• [WHAT IS EXPECTED]:
Drop the images; return everything else in the listing below exactly.

[A run of records]
◆ ◆ ◆ ◆ ◆
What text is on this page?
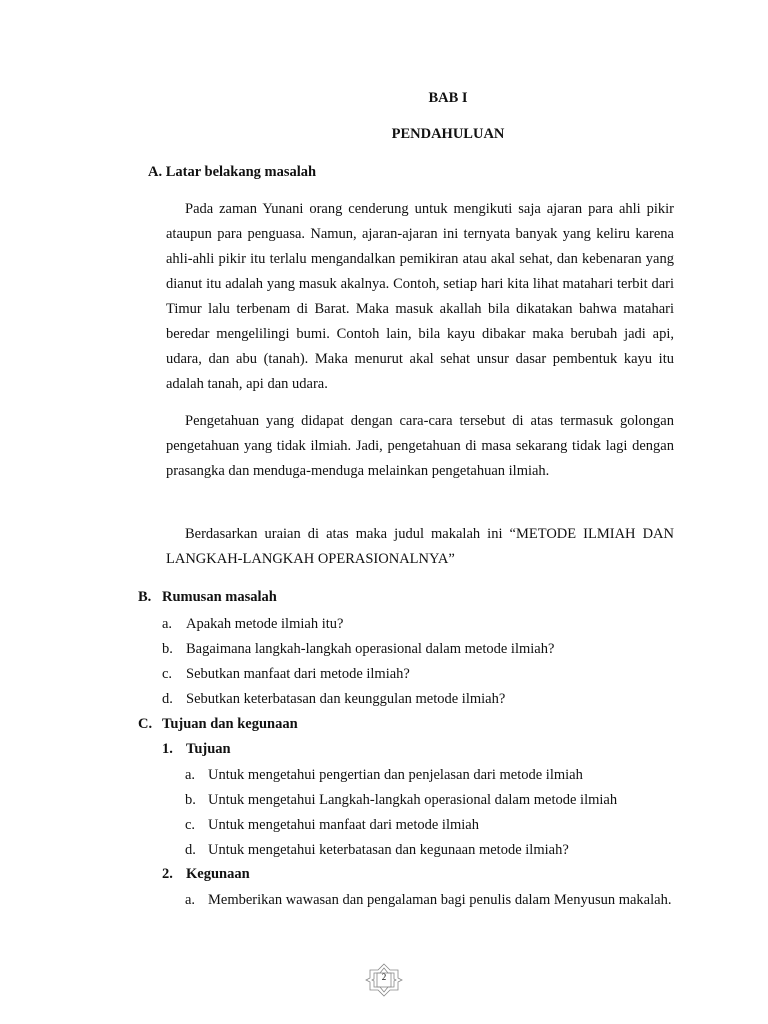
BAB I
PENDAHULUAN
A. Latar belakang masalah

Pada zaman Yunani orang cenderung untuk mengikuti saja ajaran para ahli pikir ataupun para penguasa. Namun, ajaran-ajaran ini ternyata banyak yang keliru karena ahli-ahli pikir itu terlalu mengandalkan pemikiran atau akal sehat, dan kebenaran yang dianut itu adalah yang masuk akalnya. Contoh, setiap hari kita lihat matahari terbit dari Timur lalu terbenam di Barat. Maka masuk akallah bila dikatakan bahwa matahari beredar mengelilingi bumi. Contoh lain, bila kayu dibakar maka berubah jadi api, udara, dan abu (tanah). Maka menurut akal sehat unsur dasar pembentuk kayu itu adalah tanah, api dan udara.

Pengetahuan yang didapat dengan cara-cara tersebut di atas termasuk golongan pengetahuan yang tidak ilmiah. Jadi, pengetahuan di masa sekarang tidak lagi dengan prasangka dan menduga-menduga melainkan pengetahuan ilmiah.

Berdasarkan uraian di atas maka judul makalah ini “METODE ILMIAH DAN LANGKAH-LANGKAH OPERASIONALNYA”

B. Rumusan masalah
a. Apakah metode ilmiah itu?
b. Bagaimana langkah-langkah operasional dalam metode ilmiah?
c. Sebutkan manfaat dari metode ilmiah?
d. Sebutkan keterbatasan dan keunggulan metode ilmiah?
C. Tujuan dan kegunaan
1. Tujuan
a. Untuk mengetahui pengertian dan penjelasan dari metode ilmiah
b. Untuk mengetahui Langkah-langkah operasional dalam metode ilmiah
c. Untuk mengetahui manfaat dari metode ilmiah
d. Untuk mengetahui keterbatasan dan kegunaan metode ilmiah?
2. Kegunaan
a. Memberikan wawasan dan pengalaman bagi penulis dalam Menyusun makalah.
2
◆ ◆ ◆ ◆ ◆
• [THE OUTPUT]:
What text is on this page?
BAB I
PENDAHULUAN
A. Latar belakang masalah

Pada zaman Yunani orang cenderung untuk mengikuti saja ajaran para ahli pikir ataupun para penguasa. Namun, ajaran-ajaran ini ternyata banyak yang keliru karena ahli-ahli pikir itu terlalu mengandalkan pemikiran atau akal sehat, dan kebenaran yang dianut itu adalah yang masuk akalnya. Contoh, setiap hari kita lihat matahari terbit dari Timur lalu terbenam di Barat. Maka masuk akallah bila dikatakan bahwa matahari beredar mengelilingi bumi. Contoh lain, bila kayu dibakar maka berubah jadi api, udara, dan abu (tanah). Maka menurut akal sehat unsur dasar pembentuk kayu itu adalah tanah, api dan udara.

Pengetahuan yang didapat dengan cara-cara tersebut di atas termasuk golongan pengetahuan yang tidak ilmiah. Jadi, pengetahuan di masa sekarang tidak lagi dengan prasangka dan menduga-menduga melainkan pengetahuan ilmiah.

Berdasarkan uraian di atas maka judul makalah ini “METODE ILMIAH DAN LANGKAH-LANGKAH OPERASIONALNYA”

B. Rumusan masalah
a. Apakah metode ilmiah itu?
b. Bagaimana langkah-langkah operasional dalam metode ilmiah?
c. Sebutkan manfaat dari metode ilmiah?
d. Sebutkan keterbatasan dan keunggulan metode ilmiah?
C. Tujuan dan kegunaan
1. Tujuan
a. Untuk mengetahui pengertian dan penjelasan dari metode ilmiah
b. Untuk mengetahui Langkah-langkah operasional dalam metode ilmiah
c. Untuk mengetahui manfaat dari metode ilmiah
d. Untuk mengetahui keterbatasan dan kegunaan metode ilmiah?
2. Kegunaan
a. Memberikan wawasan dan pengalaman bagi penulis dalam Menyusun makalah.
2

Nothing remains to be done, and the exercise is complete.